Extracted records
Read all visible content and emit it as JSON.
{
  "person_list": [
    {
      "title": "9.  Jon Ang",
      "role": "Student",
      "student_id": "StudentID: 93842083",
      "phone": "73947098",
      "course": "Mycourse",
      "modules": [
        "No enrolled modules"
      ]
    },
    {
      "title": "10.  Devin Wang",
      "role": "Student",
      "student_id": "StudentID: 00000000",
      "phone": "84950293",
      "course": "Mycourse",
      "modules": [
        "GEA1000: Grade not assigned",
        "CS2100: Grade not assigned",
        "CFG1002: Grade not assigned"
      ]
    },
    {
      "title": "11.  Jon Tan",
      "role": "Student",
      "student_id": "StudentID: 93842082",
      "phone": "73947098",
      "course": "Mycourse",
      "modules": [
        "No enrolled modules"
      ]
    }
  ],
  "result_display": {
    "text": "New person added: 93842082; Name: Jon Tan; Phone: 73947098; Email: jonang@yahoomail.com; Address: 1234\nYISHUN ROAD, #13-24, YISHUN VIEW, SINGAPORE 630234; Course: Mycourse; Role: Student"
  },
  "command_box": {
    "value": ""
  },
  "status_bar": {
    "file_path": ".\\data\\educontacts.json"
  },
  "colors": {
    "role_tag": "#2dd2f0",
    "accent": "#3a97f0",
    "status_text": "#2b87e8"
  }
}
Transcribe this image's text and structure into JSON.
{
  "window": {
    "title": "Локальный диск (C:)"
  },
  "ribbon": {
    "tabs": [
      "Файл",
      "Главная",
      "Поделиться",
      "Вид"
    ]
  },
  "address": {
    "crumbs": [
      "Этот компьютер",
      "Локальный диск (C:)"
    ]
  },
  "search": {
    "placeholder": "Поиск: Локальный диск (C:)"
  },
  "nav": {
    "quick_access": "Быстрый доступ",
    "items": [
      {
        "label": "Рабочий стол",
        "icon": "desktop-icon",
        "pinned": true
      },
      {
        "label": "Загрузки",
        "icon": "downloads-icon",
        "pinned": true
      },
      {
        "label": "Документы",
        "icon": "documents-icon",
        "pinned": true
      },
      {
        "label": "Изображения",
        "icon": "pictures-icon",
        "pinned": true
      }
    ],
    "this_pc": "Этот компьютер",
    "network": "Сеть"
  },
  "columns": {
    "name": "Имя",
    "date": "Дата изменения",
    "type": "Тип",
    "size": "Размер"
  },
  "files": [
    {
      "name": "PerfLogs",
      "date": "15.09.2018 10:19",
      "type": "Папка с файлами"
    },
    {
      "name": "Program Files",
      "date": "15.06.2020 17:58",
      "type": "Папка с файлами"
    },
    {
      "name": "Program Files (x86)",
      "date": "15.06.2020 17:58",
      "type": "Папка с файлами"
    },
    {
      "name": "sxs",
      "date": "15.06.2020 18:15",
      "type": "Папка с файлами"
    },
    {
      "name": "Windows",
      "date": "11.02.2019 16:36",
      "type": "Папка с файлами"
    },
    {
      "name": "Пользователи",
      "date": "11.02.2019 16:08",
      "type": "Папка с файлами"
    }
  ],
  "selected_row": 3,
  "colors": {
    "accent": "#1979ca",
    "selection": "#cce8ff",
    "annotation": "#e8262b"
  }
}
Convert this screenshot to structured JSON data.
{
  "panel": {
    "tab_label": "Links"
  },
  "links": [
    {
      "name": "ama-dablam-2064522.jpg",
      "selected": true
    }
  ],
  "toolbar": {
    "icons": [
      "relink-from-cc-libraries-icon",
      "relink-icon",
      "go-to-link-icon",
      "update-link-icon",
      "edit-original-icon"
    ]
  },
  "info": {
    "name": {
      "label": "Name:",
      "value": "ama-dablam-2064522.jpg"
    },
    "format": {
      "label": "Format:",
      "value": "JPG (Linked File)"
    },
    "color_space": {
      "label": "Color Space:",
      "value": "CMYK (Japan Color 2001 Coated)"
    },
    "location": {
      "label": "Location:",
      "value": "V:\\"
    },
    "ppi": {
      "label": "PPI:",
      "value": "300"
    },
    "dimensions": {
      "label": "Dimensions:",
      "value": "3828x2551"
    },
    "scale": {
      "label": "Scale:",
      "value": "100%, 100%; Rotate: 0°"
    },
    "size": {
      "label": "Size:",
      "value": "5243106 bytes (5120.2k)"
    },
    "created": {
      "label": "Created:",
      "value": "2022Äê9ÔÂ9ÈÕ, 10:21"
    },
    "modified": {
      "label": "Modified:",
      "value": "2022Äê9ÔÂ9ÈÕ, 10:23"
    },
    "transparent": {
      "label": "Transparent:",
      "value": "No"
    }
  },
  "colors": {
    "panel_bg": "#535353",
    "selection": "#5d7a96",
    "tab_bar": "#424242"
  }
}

- _Task to complete_
Word for word, extract all the records.

- _Written response_
Read all visible content and emit it as JSON.
{
  "person_list": [
    {
      "title": "9.  Jon Ang",
      "role": "Student",
      "student_id": "StudentID: 93842083",
      "phone": "73947098",
      "course": "Mycourse",
      "modules": [
        "No enrolled modules"
      ]
    },
    {
      "title": "10.  Devin Wang",
      "role": "Student",
      "student_id": "StudentID: 00000000",
      "phone": "84950293",
      "course": "Mycourse",
      "modules": [
        "GEA1000: Grade not assigned",
        "CS2100: Grade not assigned",
        "CFG1002: Grade not assigned"
      ]
    },
    {
      "title": "11.  Jon Tan",
      "role": "Student",
      "student_id": "StudentID: 93842082",
      "phone": "73947098",
      "course": "Mycourse",
      "modules": [
        "No enrolled modules"
      ]
    }
  ],
  "result_display": {
    "text": "New person added: 93842082; Name: Jon Tan; Phone: 73947098; Email: jonang@yahoomail.com; Address: 1234\nYISHUN ROAD, #13-24, YISHUN VIEW, SINGAPORE 630234; Course: Mycourse; Role: Student"
  },
  "command_box": {
    "value": ""
  },
  "status_bar": {
    "file_path": ".\\data\\educontacts.json"
  },
  "colors": {
    "role_tag": "#2dd2f0",
    "accent": "#3a97f0",
    "status_text": "#2b87e8"
  }
}
Transcribe this image's text and structure into JSON.
{
  "window": {
    "title": "Локальный диск (C:)"
  },
  "ribbon": {
    "tabs": [
      "Файл",
      "Главная",
      "Поделиться",
      "Вид"
    ]
  },
  "address": {
    "crumbs": [
      "Этот компьютер",
      "Локальный диск (C:)"
    ]
  },
  "search": {
    "placeholder": "Поиск: Локальный диск (C:)"
  },
  "nav": {
    "quick_access": "Быстрый доступ",
    "items": [
      {
        "label": "Рабочий стол",
        "icon": "desktop-icon",
        "pinned": true
      },
      {
        "label": "Загрузки",
        "icon": "downloads-icon",
        "pinned": true
      },
      {
        "label": "Документы",
        "icon": "documents-icon",
        "pinned": true
      },
      {
        "label": "Изображения",
        "icon": "pictures-icon",
        "pinned": true
      }
    ],
    "this_pc": "Этот компьютер",
    "network": "Сеть"
  },
  "columns": {
    "name": "Имя",
    "date": "Дата изменения",
    "type": "Тип",
    "size": "Размер"
  },
  "files": [
    {
      "name": "PerfLogs",
      "date": "15.09.2018 10:19",
      "type": "Папка с файлами"
    },
    {
      "name": "Program Files",
      "date": "15.06.2020 17:58",
      "type": "Папка с файлами"
    },
    {
      "name": "Program Files (x86)",
      "date": "15.06.2020 17:58",
      "type": "Папка с файлами"
    },
    {
      "name": "sxs",
      "date": "15.06.2020 18:15",
      "type": "Папка с файлами"
    },
    {
      "name": "Windows",
      "date": "11.02.2019 16:36",
      "type": "Папка с файлами"
    },
    {
      "name": "Пользователи",
      "date": "11.02.2019 16:08",
      "type": "Папка с файлами"
    }
  ],
  "selected_row": 3,
  "colors": {
    "accent": "#1979ca",
    "selection": "#cce8ff",
    "annotation": "#e8262b"
  }
}
Convert this screenshot to structured JSON data.
{
  "panel": {
    "tab_label": "Links"
  },
  "links": [
    {
      "name": "ama-dablam-2064522.jpg",
      "selected": true
    }
  ],
  "toolbar": {
    "icons": [
      "relink-from-cc-libraries-icon",
      "relink-icon",
      "go-to-link-icon",
      "update-link-icon",
      "edit-original-icon"
    ]
  },
  "info": {
    "name": {
      "label": "Name:",
      "value": "ama-dablam-2064522.jpg"
    },
    "format": {
      "label": "Format:",
      "value": "JPG (Linked File)"
    },
    "color_space": {
      "label": "Color Space:",
      "value": "CMYK (Japan Color 2001 Coated)"
    },
    "location": {
      "label": "Location:",
      "value": "V:\\"
    },
    "ppi": {
      "label": "PPI:",
      "value": "300"
    },
    "dimensions": {
      "label": "Dimensions:",
      "value": "3828x2551"
    },
    "scale": {
      "label": "Scale:",
      "value": "100%, 100%; Rotate: 0°"
    },
    "size": {
      "label": "Size:",
      "value": "5243106 bytes (5120.2k)"
    },
    "created": {
      "label": "Created:",
      "value": "2022Äê9ÔÂ9ÈÕ, 10:21"
    },
    "modified": {
      "label": "Modified:",
      "value": "2022Äê9ÔÂ9ÈÕ, 10:23"
    },
    "transparent": {
      "label": "Transparent:",
      "value": "No"
    }
  },
  "colors": {
    "panel_bg": "#535353",
    "selection": "#5d7a96",
    "tab_bar": "#424242"
  }
}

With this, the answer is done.